##### TEXT SHOWN #####

João Meira

Personal information
- Full name: João Diogo Serpa Meira
- Date of birth: 30 April 1987 (age 39)
- Place of birth: Lisbon, Portugal
- Height: 1.85 m (6 ft 1 in)
- Position: Centre-back

Youth career
- 1995–2003: Cova Piedade
- 2003–2006: Vitória Setúbal

Senior career*
- Years: Team / Apps / (Gls)
- 2006–2008: Cova Piedade
- 2008–2009: Mafra / 24 / (0)
- 2009–2012: Atlético / 66 / (2)
- 2012–2015: Belenenses / 79 / (2)
- 2016–2017: Chicago Fire / 59 / (0)
- 2018: Lorca / 0 / (0)
- 2018: Vålerenga / 2 / (0)
- 2019: Concordia Chiajna / 13 / (0)
- 2019–2020: Vitória Setúbal / 8 / (0)
- 2020–2021: Cova Piedade / 24 / (1)
- 2021–2023: Leixões / 23 / (0)
- Total:  / 298 / (5)

= João Meira =

Portuguese footballer (born 1987)

João Diogo Serpa Meira (born 30 April 1987) is a Portuguese former professional footballer who played as a central defender.

==Club career==
Born in Lisbon and raised in Almada, Meira spent until the age of 24 competing in the third and fourth divisions. In the 2010–11 season, he started in all of his 33 league appearances as Atlético Clube de Portugal returned to the Segunda Liga following a lengthy absence.

Meira made his professional debut on 31 July 2011, in a 0–1 home loss against S.C. Freamunde in the first round of the Taça da Liga. On 2 February 2012, he was suspended for eight months after failing a drug test on 29 May of the previous year, in a match against Padroense FC.

##### SUPPLIED DATA #####

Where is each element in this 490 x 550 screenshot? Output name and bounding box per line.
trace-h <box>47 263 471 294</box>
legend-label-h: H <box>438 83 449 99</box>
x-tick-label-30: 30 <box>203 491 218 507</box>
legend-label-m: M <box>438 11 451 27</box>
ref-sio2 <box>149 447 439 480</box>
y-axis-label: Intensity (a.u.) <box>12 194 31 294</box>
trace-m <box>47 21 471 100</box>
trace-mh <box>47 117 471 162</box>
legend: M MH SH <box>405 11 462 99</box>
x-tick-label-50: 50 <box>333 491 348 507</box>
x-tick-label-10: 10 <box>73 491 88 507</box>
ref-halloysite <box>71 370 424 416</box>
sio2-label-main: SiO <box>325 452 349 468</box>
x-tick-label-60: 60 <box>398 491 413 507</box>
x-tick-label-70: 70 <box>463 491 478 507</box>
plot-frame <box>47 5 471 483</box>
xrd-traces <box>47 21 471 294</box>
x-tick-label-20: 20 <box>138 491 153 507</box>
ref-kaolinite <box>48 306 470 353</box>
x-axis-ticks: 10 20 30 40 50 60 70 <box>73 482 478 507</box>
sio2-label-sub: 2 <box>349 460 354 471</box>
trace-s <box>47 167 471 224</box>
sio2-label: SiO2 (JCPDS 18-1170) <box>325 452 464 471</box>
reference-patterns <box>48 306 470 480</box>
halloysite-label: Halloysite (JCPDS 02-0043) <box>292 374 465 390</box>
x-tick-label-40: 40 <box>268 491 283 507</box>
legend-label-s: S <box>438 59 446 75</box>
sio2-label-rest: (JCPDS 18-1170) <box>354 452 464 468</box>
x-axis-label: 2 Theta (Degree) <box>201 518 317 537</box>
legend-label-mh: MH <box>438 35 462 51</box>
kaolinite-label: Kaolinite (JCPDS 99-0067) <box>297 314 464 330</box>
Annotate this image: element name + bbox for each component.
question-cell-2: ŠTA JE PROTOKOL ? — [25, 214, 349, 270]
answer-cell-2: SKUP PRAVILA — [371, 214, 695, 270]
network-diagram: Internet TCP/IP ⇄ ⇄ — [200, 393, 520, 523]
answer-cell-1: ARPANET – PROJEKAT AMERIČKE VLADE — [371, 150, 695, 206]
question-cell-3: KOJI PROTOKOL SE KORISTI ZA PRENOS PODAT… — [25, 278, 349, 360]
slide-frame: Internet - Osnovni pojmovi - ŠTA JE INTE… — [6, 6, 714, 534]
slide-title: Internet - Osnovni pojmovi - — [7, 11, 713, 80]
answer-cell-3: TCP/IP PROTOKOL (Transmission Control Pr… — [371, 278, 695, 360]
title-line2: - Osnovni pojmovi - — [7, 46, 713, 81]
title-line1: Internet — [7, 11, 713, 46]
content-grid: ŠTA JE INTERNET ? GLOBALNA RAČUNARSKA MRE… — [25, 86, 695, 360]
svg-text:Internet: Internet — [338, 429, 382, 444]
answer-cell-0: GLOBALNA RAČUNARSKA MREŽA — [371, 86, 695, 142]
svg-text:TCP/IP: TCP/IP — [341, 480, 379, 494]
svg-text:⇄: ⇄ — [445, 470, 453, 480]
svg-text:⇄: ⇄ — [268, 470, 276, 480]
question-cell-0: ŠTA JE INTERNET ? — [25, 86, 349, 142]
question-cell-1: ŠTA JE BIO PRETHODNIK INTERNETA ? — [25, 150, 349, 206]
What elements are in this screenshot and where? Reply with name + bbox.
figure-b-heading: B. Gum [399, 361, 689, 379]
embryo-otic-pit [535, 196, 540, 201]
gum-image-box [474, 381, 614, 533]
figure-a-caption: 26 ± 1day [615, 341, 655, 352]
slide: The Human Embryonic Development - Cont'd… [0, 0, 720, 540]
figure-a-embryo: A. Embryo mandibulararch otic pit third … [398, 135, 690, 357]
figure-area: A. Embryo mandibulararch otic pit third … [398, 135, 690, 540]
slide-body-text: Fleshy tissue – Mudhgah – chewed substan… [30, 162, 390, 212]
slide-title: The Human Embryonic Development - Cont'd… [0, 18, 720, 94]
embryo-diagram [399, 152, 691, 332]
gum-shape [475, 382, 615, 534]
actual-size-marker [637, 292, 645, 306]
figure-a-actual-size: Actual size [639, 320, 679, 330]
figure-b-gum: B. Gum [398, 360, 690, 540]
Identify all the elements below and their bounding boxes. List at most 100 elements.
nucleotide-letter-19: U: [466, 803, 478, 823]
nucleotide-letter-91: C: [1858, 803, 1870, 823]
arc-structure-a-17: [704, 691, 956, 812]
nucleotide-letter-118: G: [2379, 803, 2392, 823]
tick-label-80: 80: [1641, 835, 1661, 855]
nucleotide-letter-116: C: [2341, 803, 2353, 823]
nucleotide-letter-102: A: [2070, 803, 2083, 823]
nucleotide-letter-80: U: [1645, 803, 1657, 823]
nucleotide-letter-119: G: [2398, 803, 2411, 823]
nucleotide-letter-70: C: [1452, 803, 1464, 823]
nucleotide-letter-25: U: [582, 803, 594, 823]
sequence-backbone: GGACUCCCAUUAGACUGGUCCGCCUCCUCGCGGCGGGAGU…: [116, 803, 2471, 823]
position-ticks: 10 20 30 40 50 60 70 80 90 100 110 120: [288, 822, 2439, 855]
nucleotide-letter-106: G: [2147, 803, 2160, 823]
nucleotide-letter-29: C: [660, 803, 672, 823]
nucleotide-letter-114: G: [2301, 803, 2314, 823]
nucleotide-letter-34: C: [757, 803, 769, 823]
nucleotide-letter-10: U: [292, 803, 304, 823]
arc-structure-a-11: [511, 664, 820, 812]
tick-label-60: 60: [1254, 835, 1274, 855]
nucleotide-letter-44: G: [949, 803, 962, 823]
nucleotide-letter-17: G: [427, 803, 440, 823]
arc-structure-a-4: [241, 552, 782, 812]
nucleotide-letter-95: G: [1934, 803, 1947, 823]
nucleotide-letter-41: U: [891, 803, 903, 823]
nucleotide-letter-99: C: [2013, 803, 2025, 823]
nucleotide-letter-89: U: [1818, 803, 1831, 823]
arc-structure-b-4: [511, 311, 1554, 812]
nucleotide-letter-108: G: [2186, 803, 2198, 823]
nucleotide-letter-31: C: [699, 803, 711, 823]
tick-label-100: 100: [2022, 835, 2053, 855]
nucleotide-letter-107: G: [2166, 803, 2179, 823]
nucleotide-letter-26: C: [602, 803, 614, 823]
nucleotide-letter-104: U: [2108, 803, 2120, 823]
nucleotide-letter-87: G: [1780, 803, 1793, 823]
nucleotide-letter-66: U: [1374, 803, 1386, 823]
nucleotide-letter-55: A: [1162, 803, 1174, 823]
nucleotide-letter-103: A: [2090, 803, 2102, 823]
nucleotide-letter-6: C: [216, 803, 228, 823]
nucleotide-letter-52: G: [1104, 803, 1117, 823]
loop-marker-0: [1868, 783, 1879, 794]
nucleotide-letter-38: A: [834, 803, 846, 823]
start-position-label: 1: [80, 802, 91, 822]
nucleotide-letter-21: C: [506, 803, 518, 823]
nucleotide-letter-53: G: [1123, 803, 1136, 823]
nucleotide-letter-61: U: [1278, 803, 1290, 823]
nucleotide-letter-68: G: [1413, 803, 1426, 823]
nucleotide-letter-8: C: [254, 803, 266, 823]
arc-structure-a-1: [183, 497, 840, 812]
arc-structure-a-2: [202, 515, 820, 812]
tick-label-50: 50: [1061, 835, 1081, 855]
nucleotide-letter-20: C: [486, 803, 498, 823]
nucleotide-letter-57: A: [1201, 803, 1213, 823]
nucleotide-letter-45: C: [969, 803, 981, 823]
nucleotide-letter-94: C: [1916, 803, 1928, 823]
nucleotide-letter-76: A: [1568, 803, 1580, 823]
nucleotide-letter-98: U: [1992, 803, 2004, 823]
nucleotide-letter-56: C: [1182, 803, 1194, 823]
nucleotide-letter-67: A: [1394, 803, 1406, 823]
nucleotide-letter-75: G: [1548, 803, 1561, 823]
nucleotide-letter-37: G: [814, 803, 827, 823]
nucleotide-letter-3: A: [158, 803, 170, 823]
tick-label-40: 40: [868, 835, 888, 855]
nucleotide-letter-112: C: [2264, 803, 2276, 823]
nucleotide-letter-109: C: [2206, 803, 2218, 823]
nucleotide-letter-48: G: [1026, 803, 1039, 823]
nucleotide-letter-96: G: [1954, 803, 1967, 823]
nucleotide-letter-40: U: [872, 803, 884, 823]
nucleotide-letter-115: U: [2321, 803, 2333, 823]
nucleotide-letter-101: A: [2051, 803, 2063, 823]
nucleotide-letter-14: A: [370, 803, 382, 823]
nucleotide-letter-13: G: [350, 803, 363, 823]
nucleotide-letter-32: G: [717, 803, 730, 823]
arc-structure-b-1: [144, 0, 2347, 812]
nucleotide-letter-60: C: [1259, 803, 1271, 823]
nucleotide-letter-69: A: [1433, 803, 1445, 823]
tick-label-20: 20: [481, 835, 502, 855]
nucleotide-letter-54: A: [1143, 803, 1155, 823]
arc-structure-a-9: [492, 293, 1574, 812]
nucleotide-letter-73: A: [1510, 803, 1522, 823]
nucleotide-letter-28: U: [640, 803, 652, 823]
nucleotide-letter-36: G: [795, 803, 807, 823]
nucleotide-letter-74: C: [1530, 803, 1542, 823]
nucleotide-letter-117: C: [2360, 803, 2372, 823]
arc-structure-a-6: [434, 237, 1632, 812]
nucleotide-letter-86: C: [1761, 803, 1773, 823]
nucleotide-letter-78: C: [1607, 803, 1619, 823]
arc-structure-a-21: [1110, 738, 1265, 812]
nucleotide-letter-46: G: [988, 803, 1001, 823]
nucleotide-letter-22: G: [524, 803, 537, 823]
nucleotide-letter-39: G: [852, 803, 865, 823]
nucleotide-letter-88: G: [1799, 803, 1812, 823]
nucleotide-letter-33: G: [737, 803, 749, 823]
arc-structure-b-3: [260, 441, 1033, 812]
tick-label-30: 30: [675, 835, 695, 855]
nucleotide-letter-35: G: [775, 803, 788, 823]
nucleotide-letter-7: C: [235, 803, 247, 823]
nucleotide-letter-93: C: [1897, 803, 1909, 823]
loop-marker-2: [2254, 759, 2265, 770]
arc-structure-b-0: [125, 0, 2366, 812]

#####

WORK INSTRUCTION 1: Rewrite the paragraph of the João Meira article beginning "Born in Lisbon and raised in Almada" more briefly, keeping its main facts.
WORK INSTRUCTION 2: According to the João Meira article, which club did Meira face in his professional debut?
WORK INSTRUCTION 3: Continue the João Meira article after its final sentence.
The material is separate from the article on João Meira.

RESPONSE AREA 1: Born in Lisbon and raised in Almada, Meira played in the third and fourth divisions until age 24. In 2010–11, he started all 33 of his league appearances as Atlético Clube de Portugal returned to the Segunda Liga after a long absence.

RESPONSE AREA 2: S.C. Freamunde

RESPONSE AREA 3:
For 2012–13, Meira joined C.F. Os Belenenses also in the second tier, signing a three-year contract. He contributed 34 games and two goals, as the Lisbon side returned to the Primeira Liga after three years, as champions with 21 points more than the closest team in the table.

From 2013 to 2015, Meira started in 43 of his 45 league appearances, and Belenenses also qualified for the UEFA Europa League in the latter season. On 23 January 2016, aged 28, he moved abroad for the first time in his career, signing with Chicago Fire FC of Major League Soccer as a free agent. He made his debut on 6 March, as the campaign opened with a 3–4 home defeat to New York City FC.

After a solid performance during a 3–0 win over Philadelphia Union at Toyota Park on 4 September 2016, Meira earned a spot on the Team of the Week. In November 2017, he announced he would not continue the following season.

Meira joined Spanish Segunda División club Lorca FC on 11 January 2018. Eleven days later, however, after the latter failed to meet the terms of the contract, he left.

On 23 March 2018, Meira signed a one-year deal with Vålerenga Fotball from the Norwegian Eliteserien. In late January 2019, he moved to the Romanian Liga I with CS Concordia Chiajna.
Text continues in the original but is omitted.